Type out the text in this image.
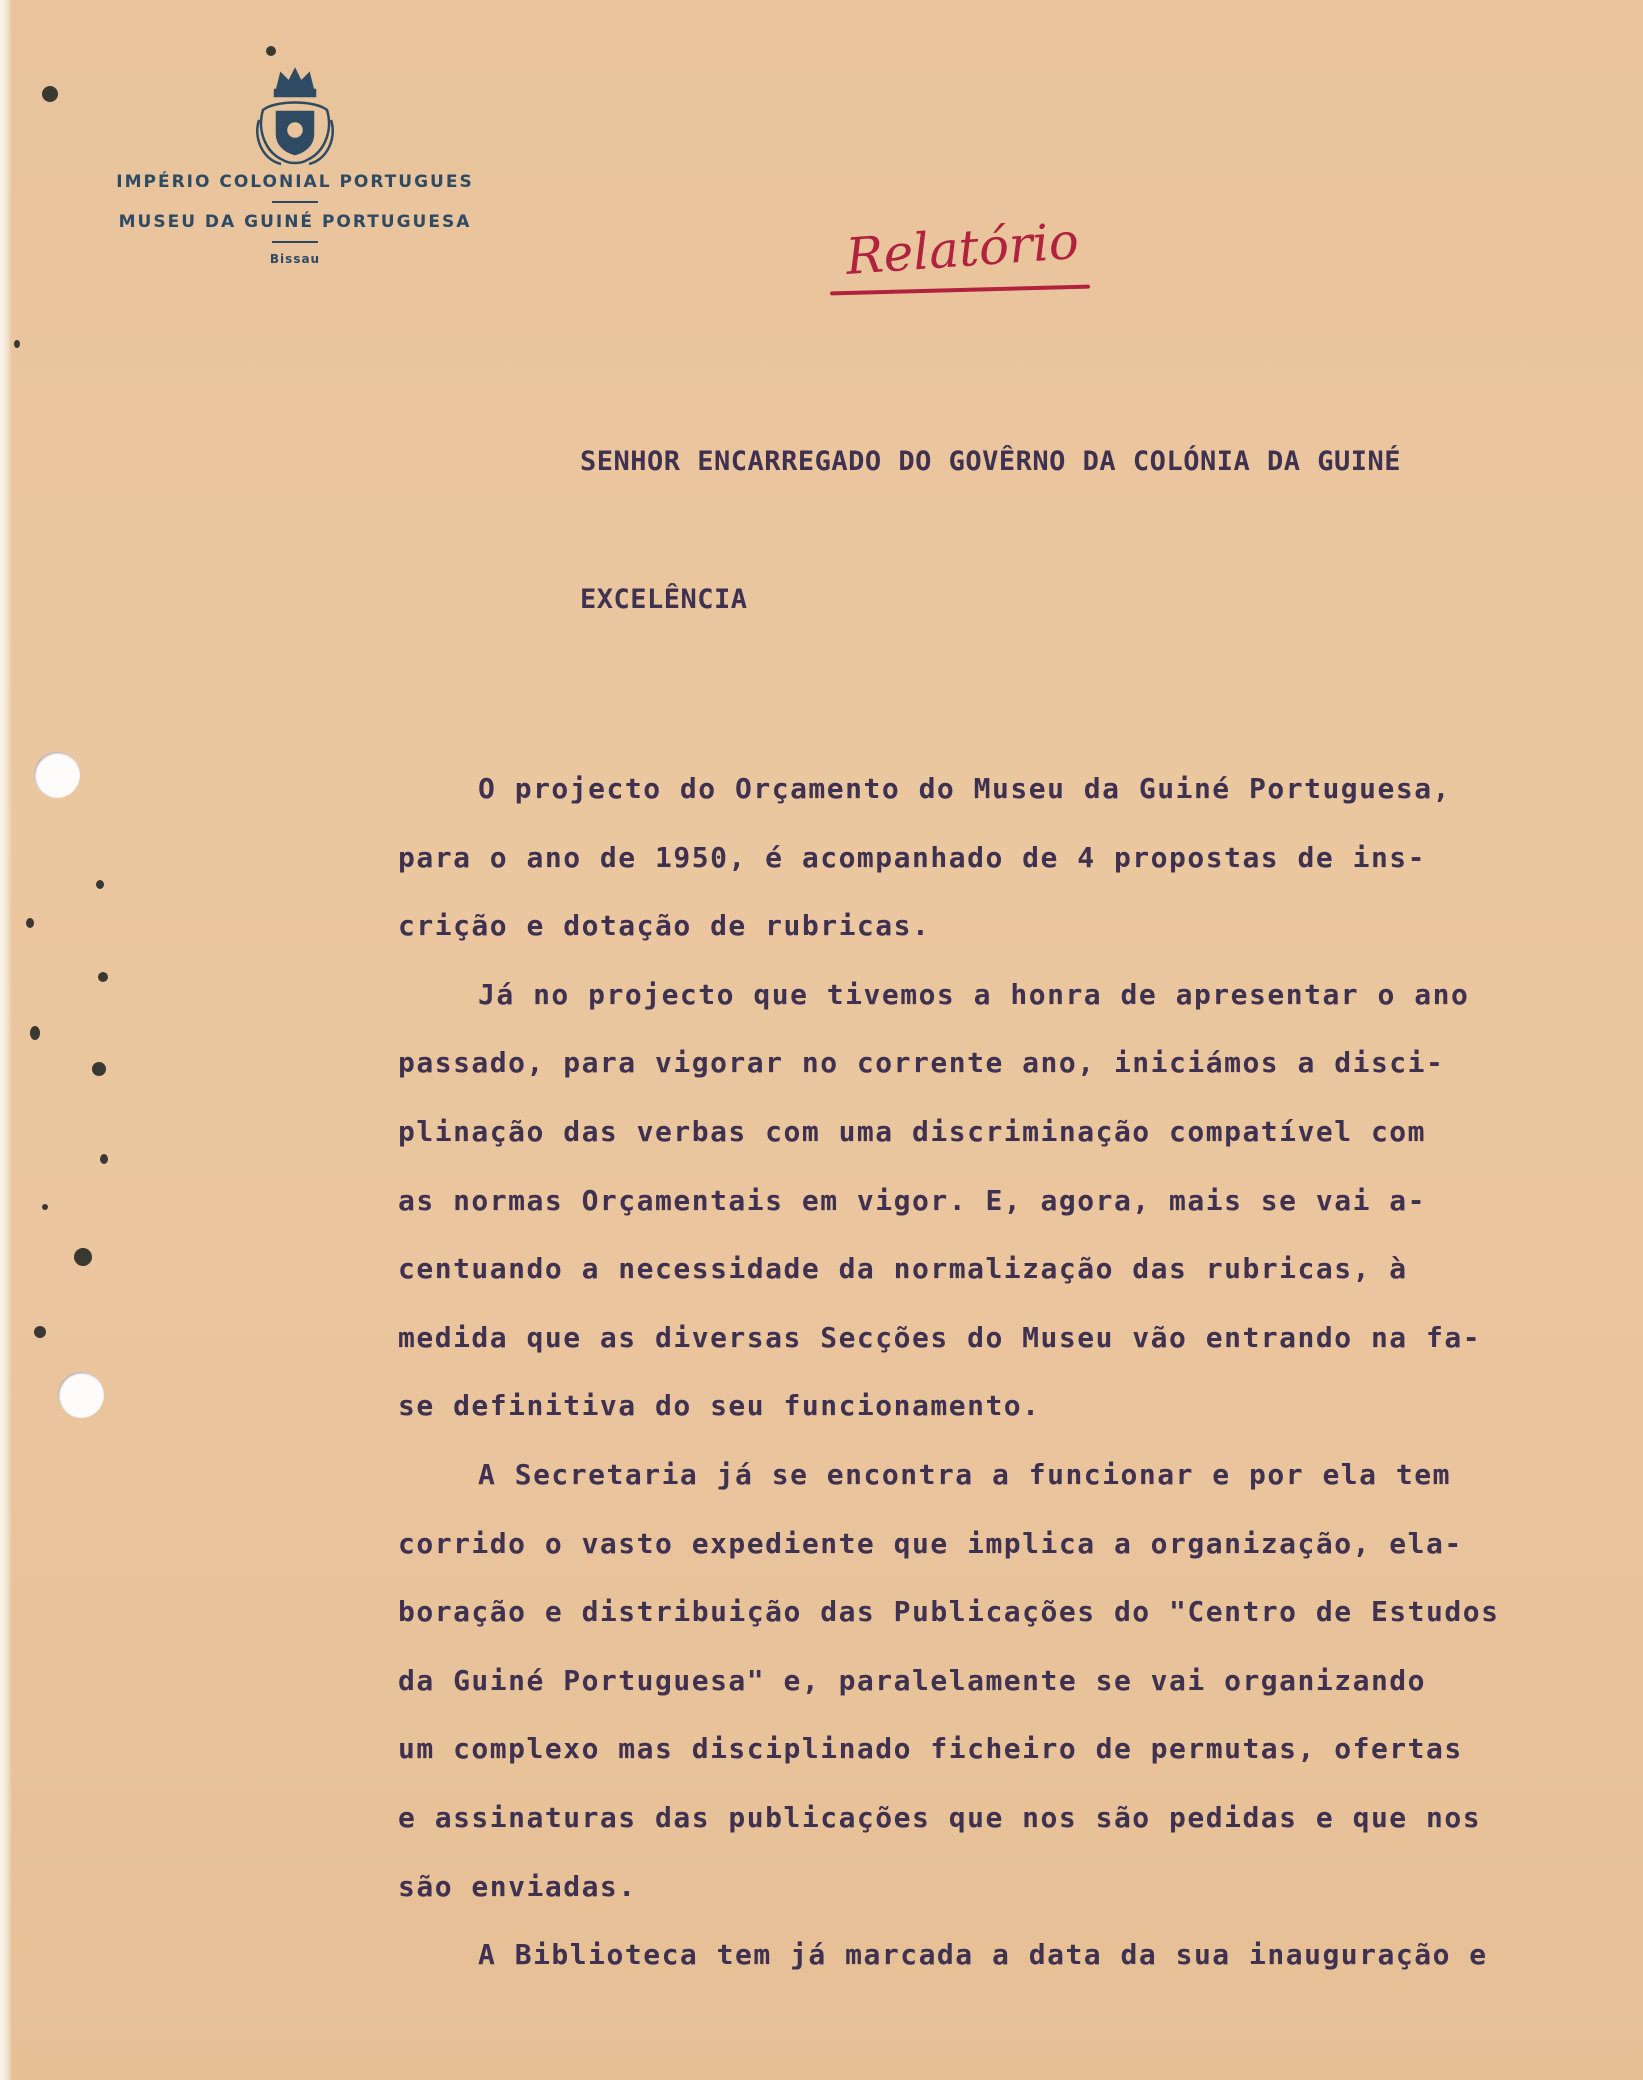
IMPÉRIO COLONIAL PORTUGUES
MUSEU DA GUINÉ PORTUGUESA
Bissau	Relatório
SENHOR ENCARREGADO DO GOVÊRNO DA COLÓNIA DA GUINÉ
EXCELÊNCIA
O projecto do Orçamento do Museu da Guiné Portuguesa,
para o ano de 1950, é acompanhado de 4 propostas de ins-
crição e dotação de rubricas.
Já no projecto que tivemos a honra de apresentar o ano
passado, para vigorar no corrente ano, iniciámos a disci-
plinação das verbas com uma discriminação compatível com
as normas Orçamentais em vigor. E, agora, mais se vai a-
centuando a necessidade da normalização das rubricas, à
medida que as diversas Secções do Museu vão entrando na fa-
se definitiva do seu funcionamento.
A Secretaria já se encontra a funcionar e por ela tem
corrido o vasto expediente que implica a organização, ela-
boração e distribuição das Publicações do "Centro de Estudos
da Guiné Portuguesa" e, paralelamente se vai organizando
um complexo mas disciplinado ficheiro de permutas, ofertas
e assinaturas das publicações que nos são pedidas e que nos
são enviadas.
A Biblioteca tem já marcada a data da sua inauguração e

....

#### What the exercise asks:
Work out how many lines of the data above hold the word "rubricas", and write only the count.

#### Solution for this problem:
2